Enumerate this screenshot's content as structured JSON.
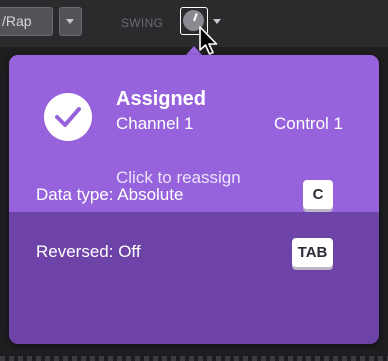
{
  "toolbar": {
    "preset_value": "/Rap",
    "preset_dropdown_icon": "chevron-down-icon",
    "swing_label": "SWING",
    "knob_icon": "knob-icon",
    "knob_dropdown_icon": "chevron-down-icon"
  },
  "popover": {
    "status_icon": "check-circle-icon",
    "title": "Assigned",
    "channel": "Channel 1",
    "control": "Control 1",
    "reassign_link": "Click to reassign",
    "data_type_label": "Data type: Absolute",
    "data_type_shortcut": "C",
    "reversed_label": "Reversed: Off",
    "reversed_shortcut": "TAB"
  },
  "colors": {
    "popover_top": "#9763dc",
    "popover_bottom": "#6e43a8",
    "toolbar_bg": "#2b2b2e",
    "app_bg": "#1e1e21"
  }
}
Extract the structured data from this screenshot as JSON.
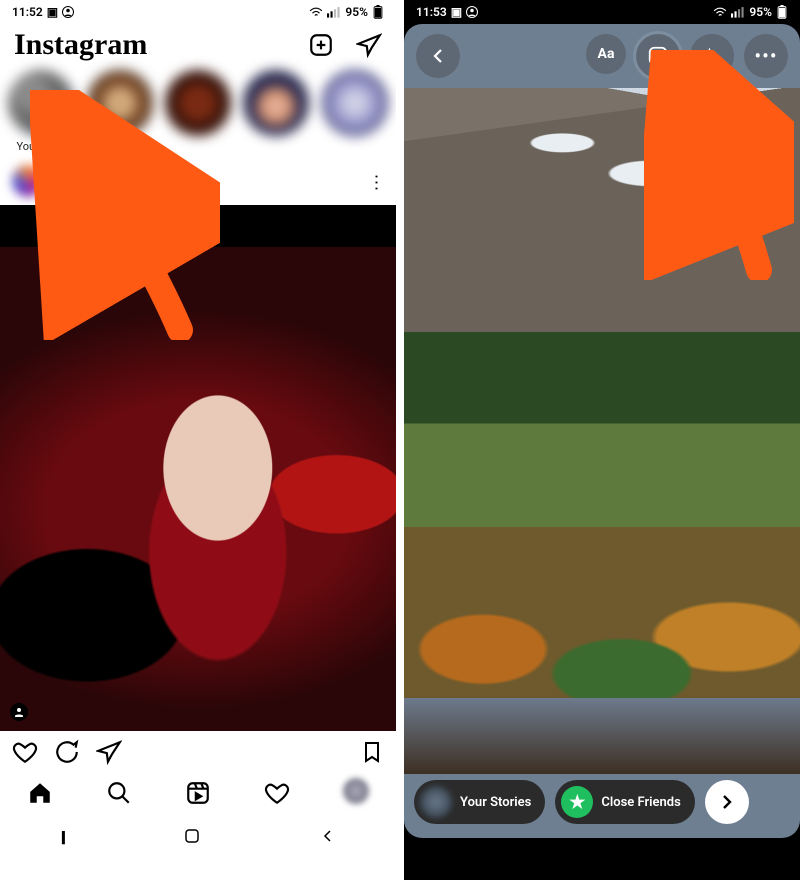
{
  "left": {
    "status": {
      "time": "11:52",
      "battery": "95%"
    },
    "brand": "Instagram",
    "stories": {
      "your_story_label": "Your story"
    },
    "nav": {
      "home": "home-icon",
      "search": "search-icon",
      "reels": "reels-icon",
      "activity": "heart-icon",
      "profile": "profile-avatar"
    }
  },
  "right": {
    "status": {
      "time": "11:53",
      "battery": "95%"
    },
    "toolbar": {
      "text_label": "Aa"
    },
    "share": {
      "your_stories_label": "Your Stories",
      "close_friends_label": "Close Friends"
    }
  }
}
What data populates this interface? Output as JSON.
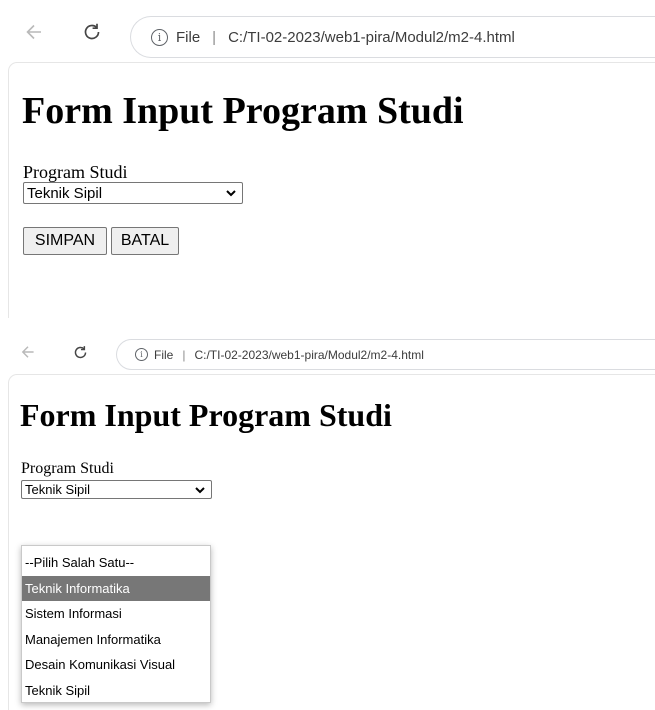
{
  "browser": {
    "info_symbol": "i",
    "scheme_label": "File",
    "separator": "|",
    "url": "C:/TI-02-2023/web1-pira/Modul2/m2-4.html"
  },
  "page": {
    "title": "Form Input Program Studi",
    "field_label": "Program Studi",
    "select_value": "Teknik Sipil",
    "buttons": {
      "save": "SIMPAN",
      "cancel": "BATAL"
    }
  },
  "dropdown": {
    "options": [
      "--Pilih Salah Satu--",
      "Teknik Informatika",
      "Sistem Informasi",
      "Manajemen Informatika",
      "Desain Komunikasi Visual",
      "Teknik Sipil"
    ],
    "highlighted": "Teknik Informatika"
  },
  "colors": {
    "highlight": "#777777",
    "border": "#767676",
    "button_bg": "#efefef"
  },
  "icons": {
    "back": "arrow-left-icon",
    "reload": "reload-icon",
    "info": "info-icon",
    "select_arrow": "chevron-down-icon"
  }
}
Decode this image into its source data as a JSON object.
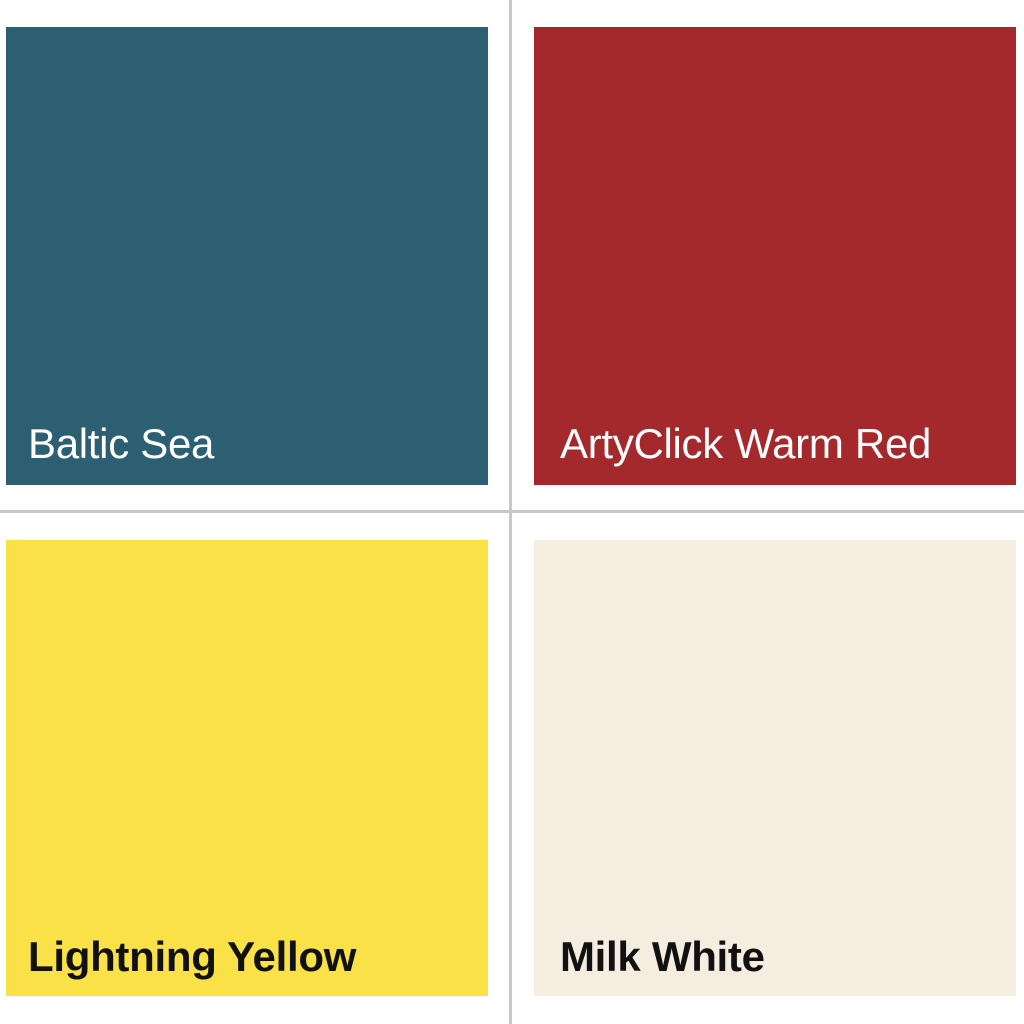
{
  "swatches": [
    {
      "name": "Baltic Sea",
      "color": "#2d5f72",
      "text_color": "#ffffff"
    },
    {
      "name": "ArtyClick Warm Red",
      "color": "#a4292d",
      "text_color": "#ffffff"
    },
    {
      "name": "Lightning Yellow",
      "color": "#fae148",
      "text_color": "#111111"
    },
    {
      "name": "Milk White",
      "color": "#f4ede0",
      "text_color": "#111111"
    }
  ]
}
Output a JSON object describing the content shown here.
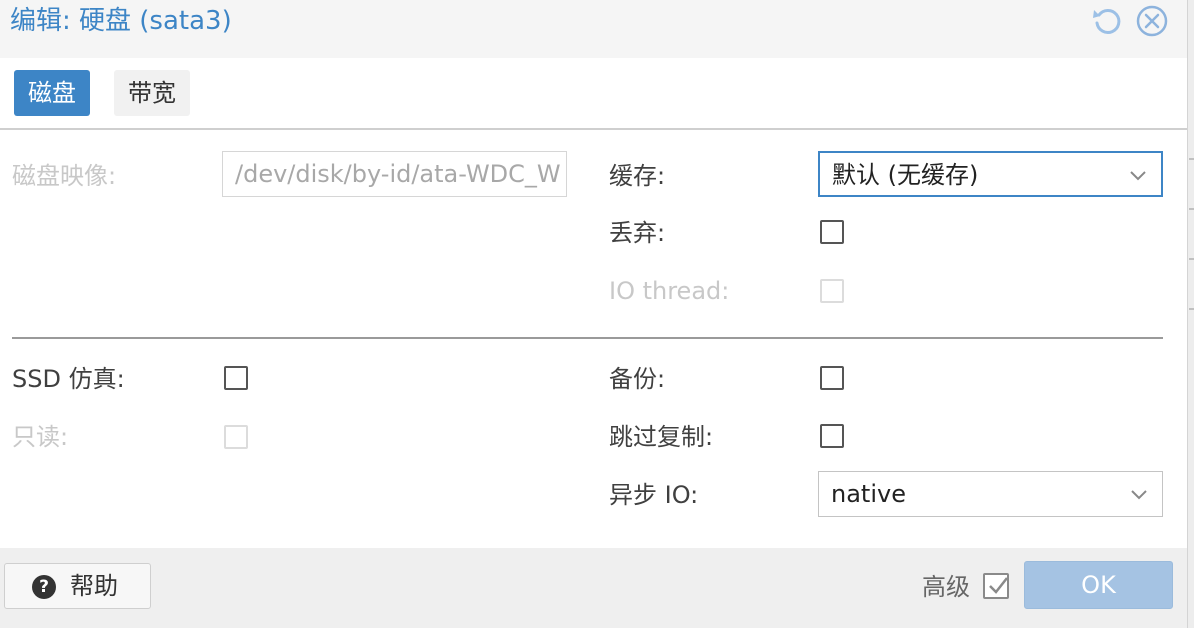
{
  "window": {
    "title": "编辑: 硬盘 (sata3)"
  },
  "tabs": [
    {
      "label": "磁盘",
      "active": true
    },
    {
      "label": "带宽",
      "active": false
    }
  ],
  "form": {
    "disk_image": {
      "label": "磁盘映像:",
      "value": "/dev/disk/by-id/ata-WDC_W",
      "disabled": true
    },
    "cache": {
      "label": "缓存:",
      "value": "默认 (无缓存)"
    },
    "discard": {
      "label": "丢弃:",
      "checked": false
    },
    "io_thread": {
      "label": "IO thread:",
      "checked": false,
      "disabled": true
    },
    "ssd_emulation": {
      "label": "SSD 仿真:",
      "checked": false
    },
    "read_only": {
      "label": "只读:",
      "checked": false,
      "disabled": true
    },
    "backup": {
      "label": "备份:",
      "checked": false
    },
    "skip_replication": {
      "label": "跳过复制:",
      "checked": false
    },
    "async_io": {
      "label": "异步 IO:",
      "value": "native"
    }
  },
  "footer": {
    "help_label": "帮助",
    "advanced_label": "高级",
    "advanced_checked": true,
    "ok_label": "OK"
  },
  "icons": {
    "reset": "undo-icon",
    "close": "close-icon",
    "help": "help-icon",
    "dropdown": "chevron-down-icon"
  },
  "colors": {
    "accent": "#3d85c6",
    "ok_button_disabled": "#a5c3e3",
    "disabled_text": "#c8c8c8"
  }
}
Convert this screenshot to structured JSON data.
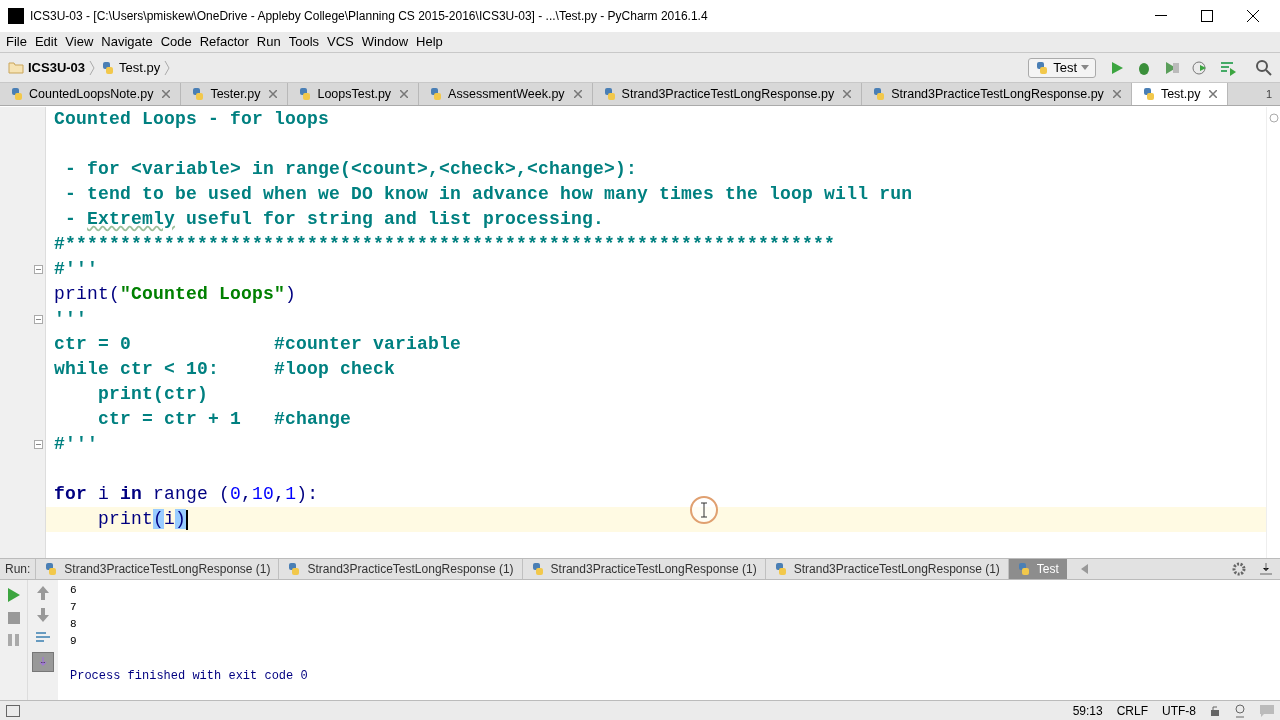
{
  "window": {
    "title": "ICS3U-03 - [C:\\Users\\pmiskew\\OneDrive - Appleby College\\Planning CS 2015-2016\\ICS3U-03] - ...\\Test.py - PyCharm 2016.1.4"
  },
  "menu": [
    "File",
    "Edit",
    "View",
    "Navigate",
    "Code",
    "Refactor",
    "Run",
    "Tools",
    "VCS",
    "Window",
    "Help"
  ],
  "breadcrumbs": [
    {
      "label": "ICS3U-03",
      "kind": "folder"
    },
    {
      "label": "Test.py",
      "kind": "file"
    }
  ],
  "run_config": "Test",
  "tabs": [
    {
      "label": "CountedLoopsNote.py",
      "selected": false
    },
    {
      "label": "Tester.py",
      "selected": false
    },
    {
      "label": "LoopsTest.py",
      "selected": false
    },
    {
      "label": "AssessmentWeek.py",
      "selected": false
    },
    {
      "label": "Strand3PracticeTestLongResponse.py",
      "selected": false
    },
    {
      "label": "Strand3PracticeTestLongResponse.py",
      "selected": false
    },
    {
      "label": "Test.py",
      "selected": true
    }
  ],
  "tabs_overflow": "1",
  "editor": {
    "lines": [
      {
        "tokens": [
          {
            "text": "Counted Loops - for loops",
            "kind": "doc"
          }
        ]
      },
      {
        "blank_line_before": true,
        "tokens": [
          {
            "text": " - for <variable> in range(<count>,<check>,<change>):",
            "kind": "doc"
          }
        ]
      },
      {
        "tokens": [
          {
            "text": " - tend to be used when we DO know in advance how many times the loop will run",
            "kind": "doc"
          }
        ]
      },
      {
        "tokens": [
          {
            "text": " - ",
            "kind": "doc"
          },
          {
            "text": "Extremly",
            "kind": "typo"
          },
          {
            "text": " useful for string and list processing.",
            "kind": "doc"
          }
        ]
      },
      {
        "tokens": [
          {
            "text": "#**********************************************************************",
            "kind": "doc"
          }
        ]
      },
      {
        "fold": true,
        "tokens": [
          {
            "text": "#'''",
            "kind": "doc"
          }
        ]
      },
      {
        "tokens": [
          {
            "text": "print(",
            "kind": "plain"
          },
          {
            "text": "\"Counted Loops\"",
            "kind": "string"
          },
          {
            "text": ")",
            "kind": "plain"
          }
        ]
      },
      {
        "fold": true,
        "tokens": [
          {
            "text": "'''",
            "kind": "doc"
          }
        ]
      },
      {
        "tokens": [
          {
            "text": "ctr = 0             #counter variable",
            "kind": "doc"
          }
        ]
      },
      {
        "tokens": [
          {
            "text": "while ctr < 10:     #loop check",
            "kind": "doc"
          }
        ]
      },
      {
        "tokens": [
          {
            "text": "    print(ctr)",
            "kind": "doc"
          }
        ]
      },
      {
        "tokens": [
          {
            "text": "    ctr = ctr + 1   #change",
            "kind": "doc"
          }
        ]
      },
      {
        "fold": true,
        "tokens": [
          {
            "text": "#'''",
            "kind": "doc"
          }
        ]
      },
      {
        "blank_line_before": true,
        "tokens": [
          {
            "text": "for",
            "kind": "keyword"
          },
          {
            "text": " i ",
            "kind": "plain"
          },
          {
            "text": "in",
            "kind": "keyword"
          },
          {
            "text": " range (",
            "kind": "plain"
          },
          {
            "text": "0",
            "kind": "number"
          },
          {
            "text": ",",
            "kind": "plain"
          },
          {
            "text": "10",
            "kind": "number"
          },
          {
            "text": ",",
            "kind": "plain"
          },
          {
            "text": "1",
            "kind": "number"
          },
          {
            "text": "):",
            "kind": "plain"
          }
        ]
      },
      {
        "current": true,
        "tokens": [
          {
            "text": "    print",
            "kind": "plain"
          },
          {
            "text": "(",
            "kind": "match"
          },
          {
            "text": "i",
            "kind": "plain"
          },
          {
            "text": ")",
            "kind": "match"
          }
        ]
      }
    ]
  },
  "run": {
    "label": "Run:",
    "tabs": [
      {
        "label": "Strand3PracticeTestLongResponse (1)",
        "selected": false
      },
      {
        "label": "Strand3PracticeTestLongResponse (1)",
        "selected": false
      },
      {
        "label": "Strand3PracticeTestLongResponse (1)",
        "selected": false
      },
      {
        "label": "Strand3PracticeTestLongResponse (1)",
        "selected": false
      },
      {
        "label": "Test",
        "selected": true
      }
    ],
    "output": [
      "6",
      "7",
      "8",
      "9"
    ],
    "exit_message": "Process finished with exit code 0"
  },
  "status_bar": {
    "position": "59:13",
    "line_separator": "CRLF",
    "encoding": "UTF-8"
  }
}
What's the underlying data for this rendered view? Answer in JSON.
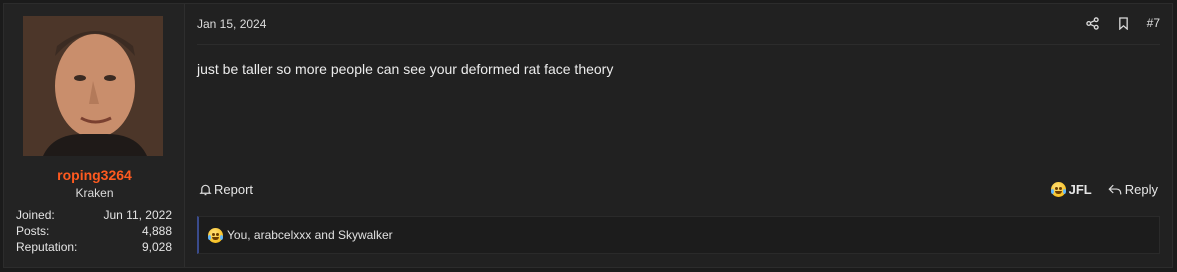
{
  "user": {
    "username": "roping3264",
    "title": "Kraken",
    "stats": [
      {
        "label": "Joined:",
        "value": "Jun 11, 2022"
      },
      {
        "label": "Posts:",
        "value": "4,888"
      },
      {
        "label": "Reputation:",
        "value": "9,028"
      }
    ]
  },
  "post": {
    "date": "Jan 15, 2024",
    "number": "#7",
    "body": "just be taller so more people can see your deformed rat face theory"
  },
  "actions": {
    "report_label": "Report",
    "react_label": "JFL",
    "reply_label": "Reply"
  },
  "reactions": {
    "summary": "You, arabcelxxx and Skywalker"
  },
  "colors": {
    "username": "#ff5a1f",
    "background": "#212121",
    "reaction_accent": "#3a4b8c"
  }
}
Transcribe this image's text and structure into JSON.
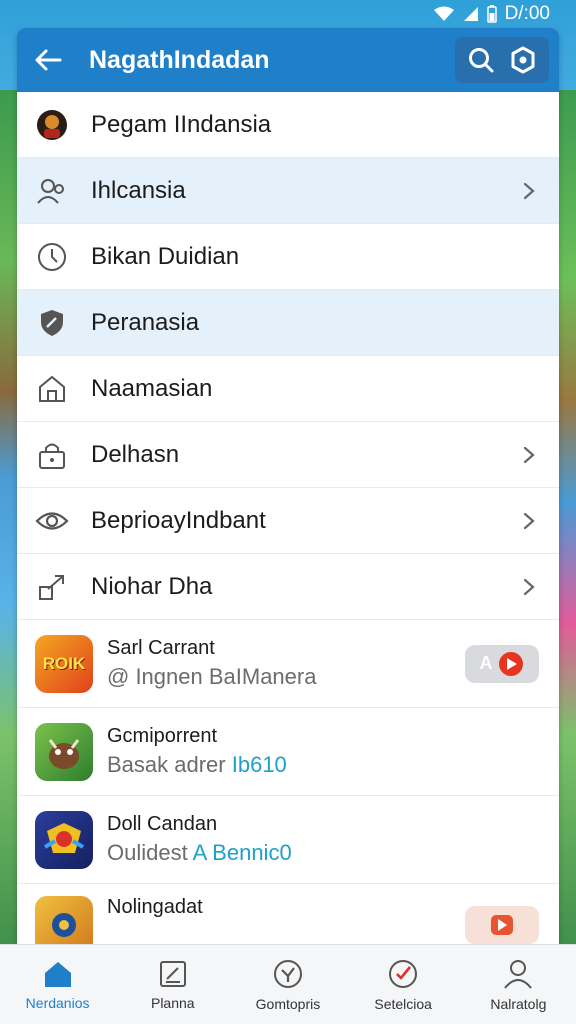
{
  "status_bar": {
    "time": "D/:00",
    "icons": [
      "wifi-icon",
      "signal-icon",
      "battery-icon"
    ]
  },
  "app_bar": {
    "title": "NagathIndadan",
    "back_icon": "arrow-left-icon",
    "actions": [
      "search-icon",
      "settings-icon"
    ],
    "color": "#1f7fc8"
  },
  "menu": [
    {
      "label": "Pegam IIndansia",
      "icon": "avatar-icon",
      "chevron": false,
      "highlight": false
    },
    {
      "label": "Ihlcansia",
      "icon": "user-group-icon",
      "chevron": true,
      "highlight": true
    },
    {
      "label": "Bikan Duidian",
      "icon": "clock-icon",
      "chevron": false,
      "highlight": false
    },
    {
      "label": "Peranasia",
      "icon": "shield-icon",
      "chevron": false,
      "highlight": true
    },
    {
      "label": "Naamasian",
      "icon": "home-icon",
      "chevron": false,
      "highlight": false
    },
    {
      "label": "Delhasn",
      "icon": "lock-icon",
      "chevron": true,
      "highlight": false
    },
    {
      "label": "BeprioayIndbant",
      "icon": "eye-icon",
      "chevron": true,
      "highlight": false
    },
    {
      "label": "Niohar Dha",
      "icon": "share-icon",
      "chevron": true,
      "highlight": false
    }
  ],
  "apps": [
    {
      "name": "Sarl Carrant",
      "sub_prefix": "@ Ingnen BaIManera",
      "sub_accent": "",
      "icon_text": "ROIK",
      "badge": "A"
    },
    {
      "name": "Gcmiporrent",
      "sub_prefix": "Basak adrer ",
      "sub_accent": "Ib610",
      "icon_text": "",
      "badge": ""
    },
    {
      "name": "Doll Candan",
      "sub_prefix": "Oulidest ",
      "sub_accent": "A Bennic0",
      "icon_text": "",
      "badge": ""
    },
    {
      "name": "Nolingadat",
      "sub_prefix": "",
      "sub_accent": "",
      "icon_text": "",
      "badge": ""
    }
  ],
  "bottom_nav": [
    {
      "label": "Nerdanios",
      "icon": "home-icon",
      "active": true
    },
    {
      "label": "Planna",
      "icon": "edit-icon",
      "active": false
    },
    {
      "label": "Gomtopris",
      "icon": "compass-icon",
      "active": false
    },
    {
      "label": "Setelcioa",
      "icon": "check-circle-icon",
      "active": false
    },
    {
      "label": "Nalratolg",
      "icon": "profile-icon",
      "active": false
    }
  ]
}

---

| Work instructions |
Go through the listing above and pull out each line containing the word "title".

| The reply |
    "title": "Assigned",
    "title": "Form Input Program Studi",
    "title": "编辑: 硬盘 (sata3)"
    "title": "ICS3U-03 - [C:\\Users\\pmiskew\\OneDrive - Appleby College\\Planning CS 2015-2016\\ICS3U-03] - ...\\Test.py - PyCharm 2016.1.4"
    "title": "Kraken",
    "title": "NagathIndadan",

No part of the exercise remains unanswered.